Using the entries below, transcribe exactly the line containing "Extract all readable text from this page." and each line that follows it to the end.
** START OF Provided material **
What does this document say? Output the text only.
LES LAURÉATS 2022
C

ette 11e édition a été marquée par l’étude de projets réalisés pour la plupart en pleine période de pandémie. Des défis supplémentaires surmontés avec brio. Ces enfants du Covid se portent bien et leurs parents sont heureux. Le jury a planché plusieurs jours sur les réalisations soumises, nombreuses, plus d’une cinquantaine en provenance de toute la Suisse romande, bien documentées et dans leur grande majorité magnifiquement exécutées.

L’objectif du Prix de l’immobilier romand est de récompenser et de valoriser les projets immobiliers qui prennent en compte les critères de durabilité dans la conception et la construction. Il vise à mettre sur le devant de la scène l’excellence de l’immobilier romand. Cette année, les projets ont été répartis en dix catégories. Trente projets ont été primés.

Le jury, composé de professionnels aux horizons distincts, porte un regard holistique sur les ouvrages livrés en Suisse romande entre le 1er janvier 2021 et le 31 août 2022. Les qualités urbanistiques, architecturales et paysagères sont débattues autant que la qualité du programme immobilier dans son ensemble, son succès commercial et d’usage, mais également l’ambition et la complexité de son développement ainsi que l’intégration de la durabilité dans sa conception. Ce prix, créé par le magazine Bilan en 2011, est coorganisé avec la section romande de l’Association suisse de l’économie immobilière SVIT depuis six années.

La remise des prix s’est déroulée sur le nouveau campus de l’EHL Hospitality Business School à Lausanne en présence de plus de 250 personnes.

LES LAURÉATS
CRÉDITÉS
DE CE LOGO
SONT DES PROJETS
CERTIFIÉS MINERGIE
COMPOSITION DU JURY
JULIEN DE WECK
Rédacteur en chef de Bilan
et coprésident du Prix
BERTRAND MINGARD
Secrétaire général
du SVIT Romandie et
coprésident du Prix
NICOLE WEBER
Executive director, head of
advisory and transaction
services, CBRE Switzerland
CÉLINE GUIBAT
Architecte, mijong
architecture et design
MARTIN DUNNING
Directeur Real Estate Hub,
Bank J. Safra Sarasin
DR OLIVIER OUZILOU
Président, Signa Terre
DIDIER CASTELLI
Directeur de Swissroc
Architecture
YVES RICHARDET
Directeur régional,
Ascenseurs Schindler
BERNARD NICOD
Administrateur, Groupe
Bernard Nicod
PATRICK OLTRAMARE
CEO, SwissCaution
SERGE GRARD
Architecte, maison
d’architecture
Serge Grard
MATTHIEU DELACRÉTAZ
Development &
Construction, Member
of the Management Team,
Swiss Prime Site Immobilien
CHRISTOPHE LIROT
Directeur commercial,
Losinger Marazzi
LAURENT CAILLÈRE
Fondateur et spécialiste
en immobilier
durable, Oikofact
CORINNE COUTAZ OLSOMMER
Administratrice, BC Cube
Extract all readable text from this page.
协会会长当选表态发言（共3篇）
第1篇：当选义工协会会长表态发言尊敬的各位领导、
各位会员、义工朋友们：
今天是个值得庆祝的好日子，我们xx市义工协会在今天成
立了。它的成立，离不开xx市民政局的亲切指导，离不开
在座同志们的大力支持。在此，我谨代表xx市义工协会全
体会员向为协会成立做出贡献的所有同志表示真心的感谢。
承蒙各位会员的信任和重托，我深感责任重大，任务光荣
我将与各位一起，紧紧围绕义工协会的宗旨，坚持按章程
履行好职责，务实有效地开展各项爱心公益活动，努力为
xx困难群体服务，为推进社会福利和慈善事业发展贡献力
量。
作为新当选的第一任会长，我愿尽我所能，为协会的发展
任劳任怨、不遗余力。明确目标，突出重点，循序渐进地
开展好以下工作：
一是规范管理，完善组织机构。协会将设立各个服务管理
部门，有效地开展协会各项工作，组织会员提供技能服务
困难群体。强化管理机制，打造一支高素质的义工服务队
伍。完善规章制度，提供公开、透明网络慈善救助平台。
** END OF Provided material **
Exercise solution:
Extract all readable text from this page.
协会会长当选表态发言（共3篇）
第1篇：当选义工协会会长表态发言尊敬的各位领导、
各位会员、义工朋友们：
今天是个值得庆祝的好日子，我们xx市义工协会在今天成
立了。它的成立，离不开xx市民政局的亲切指导，离不开
在座同志们的大力支持。在此，我谨代表xx市义工协会全
体会员向为协会成立做出贡献的所有同志表示真心的感谢。
承蒙各位会员的信任和重托，我深感责任重大，任务光荣
我将与各位一起，紧紧围绕义工协会的宗旨，坚持按章程
履行好职责，务实有效地开展各项爱心公益活动，努力为
xx困难群体服务，为推进社会福利和慈善事业发展贡献力
量。
作为新当选的第一任会长，我愿尽我所能，为协会的发展
任劳任怨、不遗余力。明确目标，突出重点，循序渐进地
开展好以下工作：
一是规范管理，完善组织机构。协会将设立各个服务管理
部门，有效地开展协会各项工作，组织会员提供技能服务
困难群体。强化管理机制，打造一支高素质的义工服务队
伍。完善规章制度，提供公开、透明网络慈善救助平台。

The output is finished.